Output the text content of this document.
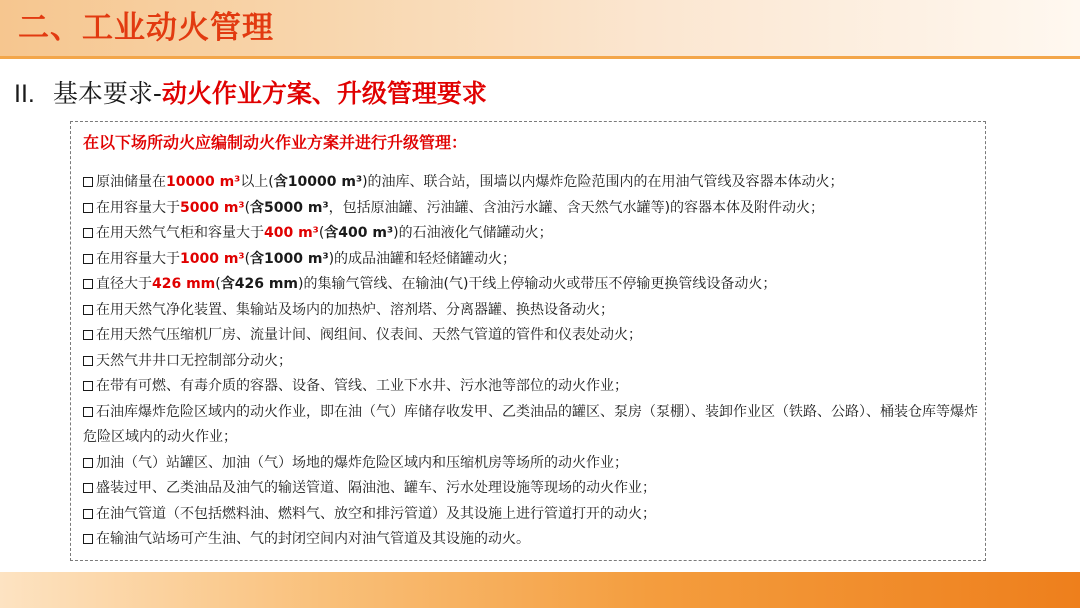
二、工业动火管理
II. 基本要求-动火作业方案、升级管理要求
在以下场所动火应编制动火作业方案并进行升级管理：
原油储量在10000 m³以上(含10000 m³)的油库、联合站，围墙以内爆炸危险范围内的在用油气管线及容器本体动火；
在用容量大于5000 m³(含5000 m³，包括原油罐、污油罐、含油污水罐、含天然气水罐等)的容器本体及附件动火；
在用天然气气柜和容量大于400 m³(含400 m³)的石油液化气储罐动火；
在用容量大于1000 m³(含1000 m³)的成品油罐和轻烃储罐动火；
直径大于426 mm(含426 mm)的集输气管线、在输油(气)干线上停输动火或带压不停输更换管线设备动火；
在用天然气净化装置、集输站及场内的加热炉、溶剂塔、分离器罐、换热设备动火；
在用天然气压缩机厂房、流量计间、阀组间、仪表间、天然气管道的管件和仪表处动火；
天然气井井口无控制部分动火；
在带有可燃、有毒介质的容器、设备、管线、工业下水井、污水池等部位的动火作业；
石油库爆炸危险区域内的动火作业，即在油（气）库储存收发甲、乙类油品的罐区、泵房（泵棚）、装卸作业区（铁路、公路）、桶装仓库等爆炸危险区域内的动火作业；
加油（气）站罐区、加油（气）场地的爆炸危险区域内和压缩机房等场所的动火作业；
盛装过甲、乙类油品及油气的输送管道、隔油池、罐车、污水处理设施等现场的动火作业；
在油气管道（不包括燃料油、燃料气、放空和排污管道）及其设施上进行管道打开的动火；
在输油气站场可产生油、气的封闭空间内对油气管道及其设施的动火。
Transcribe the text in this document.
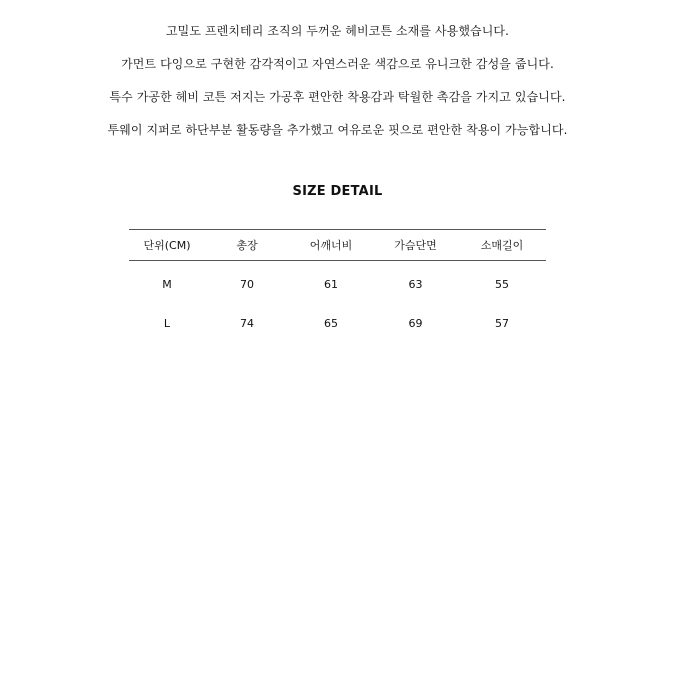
고밀도 프렌치테리 조직의 두꺼운 헤비코튼 소재를 사용했습니다.
가먼트 다잉으로 구현한 감각적이고 자연스러운 색감으로 유니크한 감성을 줍니다.
특수 가공한 헤비 코튼 저지는 가공후 편안한 착용감과 탁월한 촉감을 가지고 있습니다.
투웨이 지퍼로 하단부분 활동량을 추가했고 여유로운 핏으로 편안한 착용이 가능합니다.
SIZE DETAIL
단위(CM)	총장	어깨너비	가슴단면	소매길이
M	70	61	63	55
L	74	65	69	57
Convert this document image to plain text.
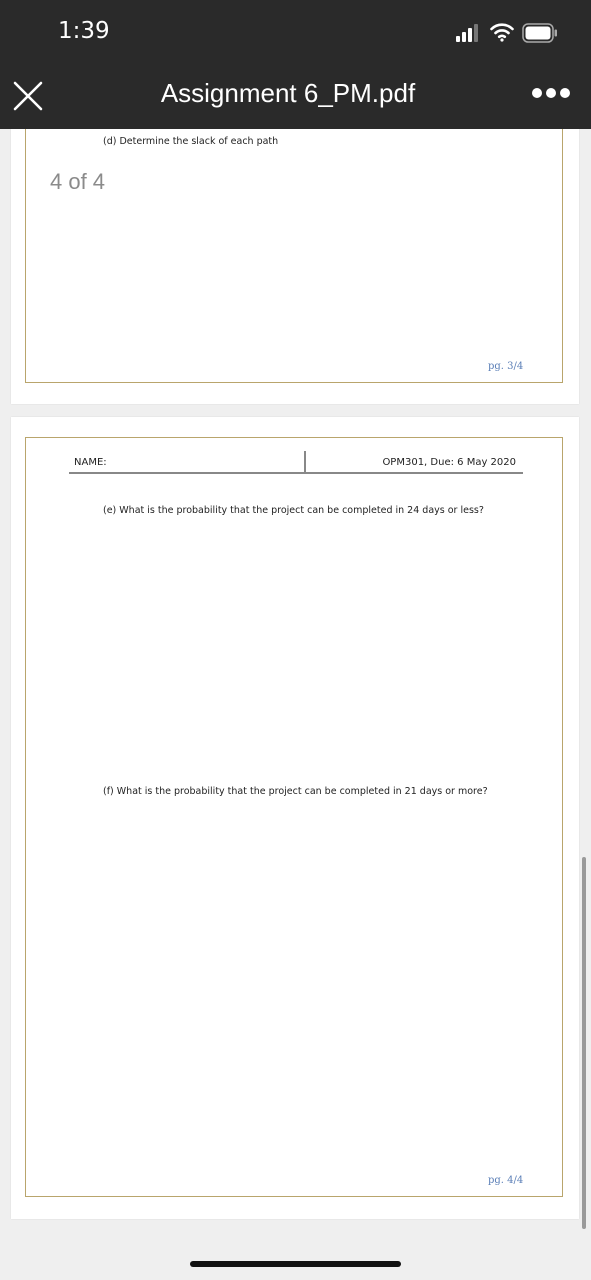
1:39
Assignment 6_PM.pdf
(d) Determine the slack of each path
pg. 3/4
4 of 4
NAME:	OPM301, Due: 6 May 2020
(e) What is the probability that the project can be completed in 24 days or less?
(f) What is the probability that the project can be completed in 21 days or more?
pg. 4/4
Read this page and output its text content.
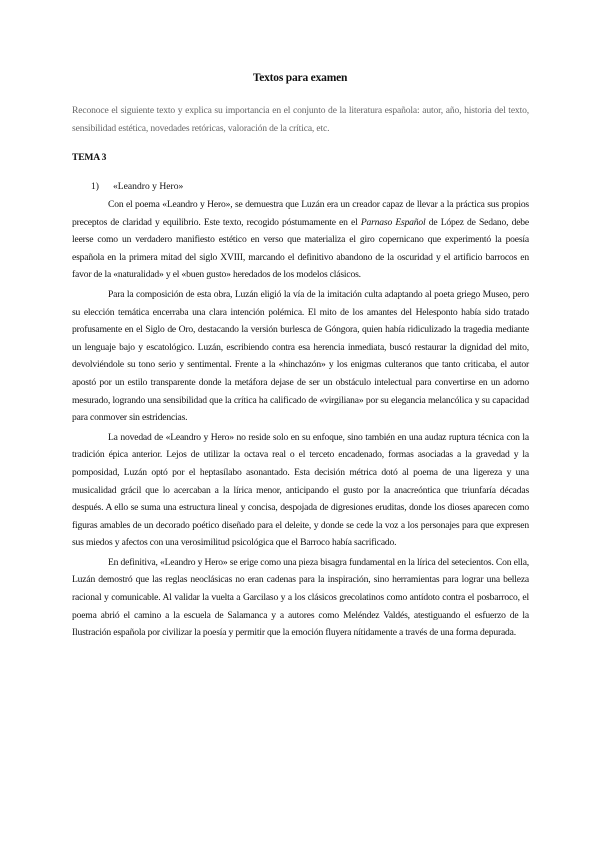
Textos para examen
Reconoce el siguiente texto y explica su importancia en el conjunto de la literatura española: autor, año, historia del texto, sensibilidad estética, novedades retóricas, valoración de la crítica, etc.
TEMA 3
1) «Leandro y Hero»

Con el poema «Leandro y Hero», se demuestra que Luzán era un creador capaz de llevar a la práctica sus propios preceptos de claridad y equilibrio. Este texto, recogido póstumamente en el Parnaso Español de López de Sedano, debe leerse como un verdadero manifiesto estético en verso que materializa el giro copernicano que experimentó la poesía española en la primera mitad del siglo XVIII, marcando el definitivo abandono de la oscuridad y el artificio barrocos en favor de la «naturalidad» y el «buen gusto» heredados de los modelos clásicos.

Para la composición de esta obra, Luzán eligió la vía de la imitación culta adaptando al poeta griego Museo, pero su elección temática encerraba una clara intención polémica. El mito de los amantes del Helesponto había sido tratado profusamente en el Siglo de Oro, destacando la versión burlesca de Góngora, quien había ridiculizado la tragedia mediante un lenguaje bajo y escatológico. Luzán, escribiendo contra esa herencia inmediata, buscó restaurar la dignidad del mito, devolviéndole su tono serio y sentimental. Frente a la «hinchazón» y los enigmas culteranos que tanto criticaba, el autor apostó por un estilo transparente donde la metáfora dejase de ser un obstáculo intelectual para convertirse en un adorno mesurado, logrando una sensibilidad que la crítica ha calificado de «virgiliana» por su elegancia melancólica y su capacidad para conmover sin estridencias.

La novedad de «Leandro y Hero» no reside solo en su enfoque, sino también en una audaz ruptura técnica con la tradición épica anterior. Lejos de utilizar la octava real o el terceto encadenado, formas asociadas a la gravedad y la pomposidad, Luzán optó por el heptasílabo asonantado. Esta decisión métrica dotó al poema de una ligereza y una musicalidad grácil que lo acercaban a la lírica menor, anticipando el gusto por la anacreóntica que triunfaría décadas después. A ello se suma una estructura lineal y concisa, despojada de digresiones eruditas, donde los dioses aparecen como figuras amables de un decorado poético diseñado para el deleite, y donde se cede la voz a los personajes para que expresen sus miedos y afectos con una verosimilitud psicológica que el Barroco había sacrificado.

En definitiva, «Leandro y Hero» se erige como una pieza bisagra fundamental en la lírica del setecientos. Con ella, Luzán demostró que las reglas neoclásicas no eran cadenas para la inspiración, sino herramientas para lograr una belleza racional y comunicable. Al validar la vuelta a Garcilaso y a los clásicos grecolatinos como antídoto contra el posbarroco, el poema abrió el camino a la escuela de Salamanca y a autores como Meléndez Valdés, atestiguando el esfuerzo de la Ilustración española por civilizar la poesía y permitir que la emoción fluyera nítidamente a través de una forma depurada.
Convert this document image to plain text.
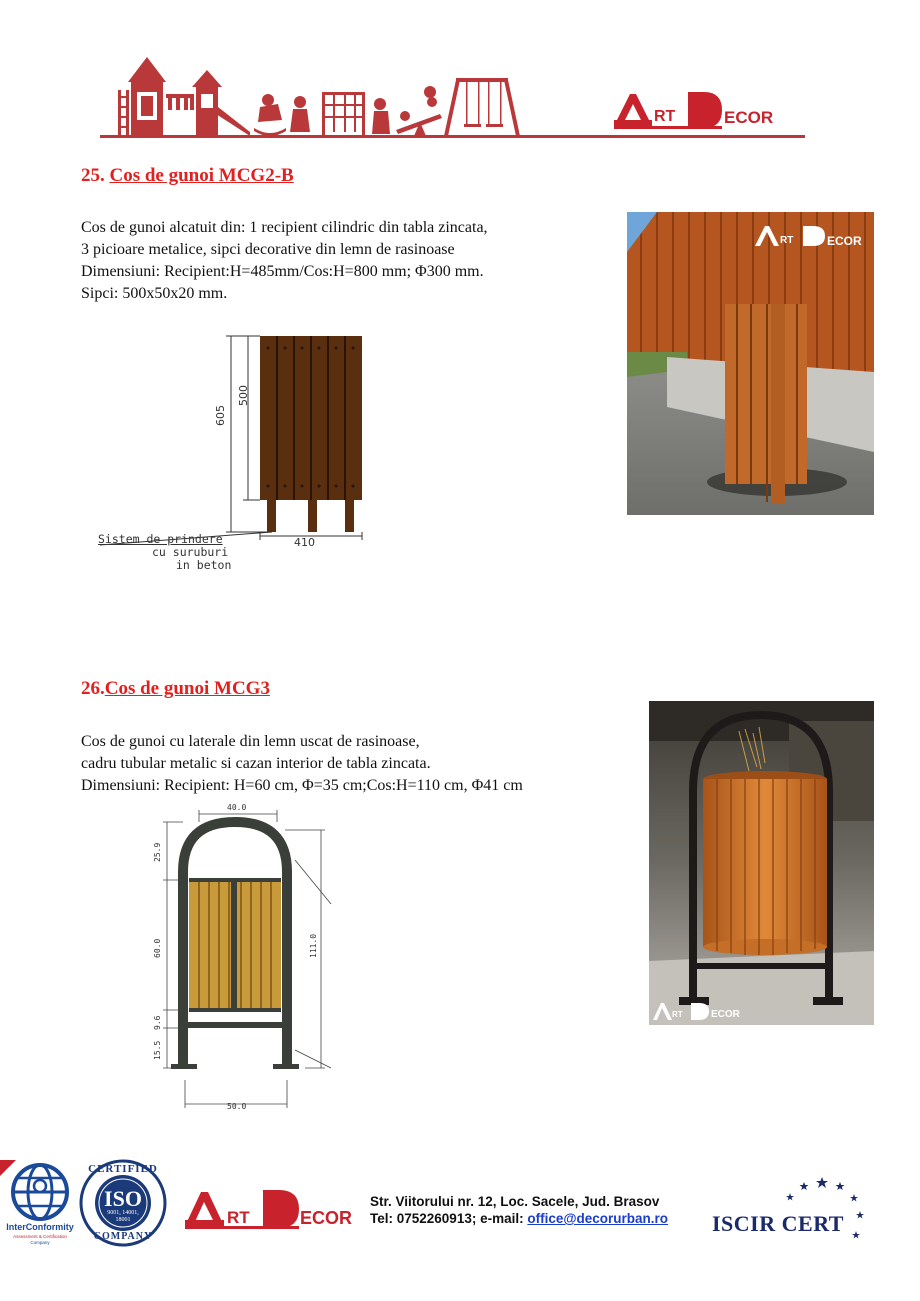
RT	ECOR
25. Cos de gunoi MCG2-B
Cos de gunoi alcatuit din: 1 recipient cilindric din tabla zincata,
3 picioare metalice, sipci decorative din lemn de rasinoase
Dimensiuni: Recipient:H=485mm/Cos:H=800 mm; Φ300 mm.
Sipci: 500x50x20 mm.
605
500
410
Sistem de prindere
cu suruburi
in beton
RT	ECOR
26.Cos de gunoi MCG3
Cos de gunoi cu laterale din lemn uscat de rasinoase,
cadru tubular metalic si cazan interior de tabla zincata.
Dimensiuni: Recipient: H=60 cm, Φ=35 cm;Cos:H=110 cm, Φ41 cm
40.0
25.9
60.0
9.6
15.5
111.0
50.0
RT	ECOR
InterConformity
Assessment & Certification
Company
CERTIFIED
ISO
9001, 14001,
18001
COMPANY
RT	ECOR
Str. Viitorului nr. 12, Loc. Sacele, Jud. Brasov
Tel: 0752260913; e-mail: office@decorurban.ro ISCIR CERT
********************
Skip the images and write out the rest of the listing exactly.

Output the text content of this document.
二、工业动火管理
II. 基本要求-动火作业方案、升级管理要求
在以下场所动火应编制动火作业方案并进行升级管理：
原油储量在10000 m³以上(含10000 m³)的油库、联合站，围墙以内爆炸危险范围内的在用油气管线及容器本体动火；
在用容量大于5000 m³(含5000 m³，包括原油罐、污油罐、含油污水罐、含天然气水罐等)的容器本体及附件动火；
在用天然气气柜和容量大于400 m³(含400 m³)的石油液化气储罐动火；
在用容量大于1000 m³(含1000 m³)的成品油罐和轻烃储罐动火；
直径大于426 mm(含426 mm)的集输气管线、在输油(气)干线上停输动火或带压不停输更换管线设备动火；
在用天然气净化装置、集输站及场内的加热炉、溶剂塔、分离器罐、换热设备动火；
在用天然气压缩机厂房、流量计间、阀组间、仪表间、天然气管道的管件和仪表处动火；
天然气井井口无控制部分动火；
在带有可燃、有毒介质的容器、设备、管线、工业下水井、污水池等部位的动火作业；
石油库爆炸危险区域内的动火作业，即在油（气）库储存收发甲、乙类油品的罐区、泵房（泵棚）、装卸作业区（铁路、公路）、桶装仓库等爆炸危险区域内的动火作业；
加油（气）站罐区、加油（气）场地的爆炸危险区域内和压缩机房等场所的动火作业；
盛装过甲、乙类油品及油气的输送管道、隔油池、罐车、污水处理设施等现场的动火作业；
在油气管道（不包括燃料油、燃料气、放空和排污管道）及其设施上进行管道打开的动火；
在输油气站场可产生油、气的封闭空间内对油气管道及其设施的动火。
Transcribe the text in this document.
고밀도 프렌치테리 조직의 두꺼운 헤비코튼 소재를 사용했습니다.
가먼트 다잉으로 구현한 감각적이고 자연스러운 색감으로 유니크한 감성을 줍니다.
특수 가공한 헤비 코튼 저지는 가공후 편안한 착용감과 탁월한 촉감을 가지고 있습니다.
투웨이 지퍼로 하단부분 활동량을 추가했고 여유로운 핏으로 편안한 착용이 가능합니다.
SIZE DETAIL
단위(CM)	총장	어깨너비	가슴단면	소매길이
M	70	61	63	55
L	74	65	69	57
Convert this document image to plain text.
1:39
Assignment 6_PM.pdf
(d) Determine the slack of each path
pg. 3/4
4 of 4
NAME:	OPM301, Due: 6 May 2020
(e) What is the probability that the project can be completed in 24 days or less?
(f) What is the probability that the project can be completed in 21 days or more?
pg. 4/4
Read this page and output its text content.
Textos para examen
Reconoce el siguiente texto y explica su importancia en el conjunto de la literatura española: autor, año, historia del texto, sensibilidad estética, novedades retóricas, valoración de la crítica, etc.
TEMA 3
1) «Leandro y Hero»

Con el poema «Leandro y Hero», se demuestra que Luzán era un creador capaz de llevar a la práctica sus propios preceptos de claridad y equilibrio. Este texto, recogido póstumamente en el Parnaso Español de López de Sedano, debe leerse como un verdadero manifiesto estético en verso que materializa el giro copernicano que experimentó la poesía española en la primera mitad del siglo XVIII, marcando el definitivo abandono de la oscuridad y el artificio barrocos en favor de la «naturalidad» y el «buen gusto» heredados de los modelos clásicos.

Para la composición de esta obra, Luzán eligió la vía de la imitación culta adaptando al poeta griego Museo, pero su elección temática encerraba una clara intención polémica. El mito de los amantes del Helesponto había sido tratado profusamente en el Siglo de Oro, destacando la versión burlesca de Góngora, quien había ridiculizado la tragedia mediante un lenguaje bajo y escatológico. Luzán, escribiendo contra esa herencia inmediata, buscó restaurar la dignidad del mito, devolviéndole su tono serio y sentimental. Frente a la «hinchazón» y los enigmas culteranos que tanto criticaba, el autor apostó por un estilo transparente donde la metáfora dejase de ser un obstáculo intelectual para convertirse en un adorno mesurado, logrando una sensibilidad que la crítica ha calificado de «virgiliana» por su elegancia melancólica y su capacidad para conmover sin estridencias.

La novedad de «Leandro y Hero» no reside solo en su enfoque, sino también en una audaz ruptura técnica con la tradición épica anterior. Lejos de utilizar la octava real o el terceto encadenado, formas asociadas a la gravedad y la pomposidad, Luzán optó por el heptasílabo asonantado. Esta decisión métrica dotó al poema de una ligereza y una musicalidad grácil que lo acercaban a la lírica menor, anticipando el gusto por la anacreóntica que triunfaría décadas después. A ello se suma una estructura lineal y concisa, despojada de digresiones eruditas, donde los dioses aparecen como figuras amables de un decorado poético diseñado para el deleite, y donde se cede la voz a los personajes para que expresen sus miedos y afectos con una verosimilitud psicológica que el Barroco había sacrificado.

En definitiva, «Leandro y Hero» se erige como una pieza bisagra fundamental en la lírica del setecientos. Con ella, Luzán demostró que las reglas neoclásicas no eran cadenas para la inspiración, sino herramientas para lograr una belleza racional y comunicable. Al validar la vuelta a Garcilaso y a los clásicos grecolatinos como antídoto contra el posbarroco, el poema abrió el camino a la escuela de Salamanca y a autores como Meléndez Valdés, atestiguando el esfuerzo de la Ilustración española por civilizar la poesía y permitir que la emoción fluyera nítidamente a través de una forma depurada.
Convert this document image to plain text.
RT	ECOR
25. Cos de gunoi MCG2-B
Cos de gunoi alcatuit din: 1 recipient cilindric din tabla zincata,
3 picioare metalice, sipci decorative din lemn de rasinoase
Dimensiuni: Recipient:H=485mm/Cos:H=800 mm; Φ300 mm.
Sipci: 500x50x20 mm.
605
500
410
Sistem de prindere
cu suruburi
in beton
RT	ECOR
26.Cos de gunoi MCG3
Cos de gunoi cu laterale din lemn uscat de rasinoase,
cadru tubular metalic si cazan interior de tabla zincata.
Dimensiuni: Recipient: H=60 cm, Φ=35 cm;Cos:H=110 cm, Φ41 cm
40.0
25.9
60.0
9.6
15.5
111.0
50.0
RT	ECOR
InterConformity
Assessment & Certification
Company
CERTIFIED
ISO
9001, 14001,
18001
COMPANY
RT	ECOR
Str. Viitorului nr. 12, Loc. Sacele, Jud. Brasov
Tel: 0752260913; e-mail: office@decorurban.ro ISCIR CERT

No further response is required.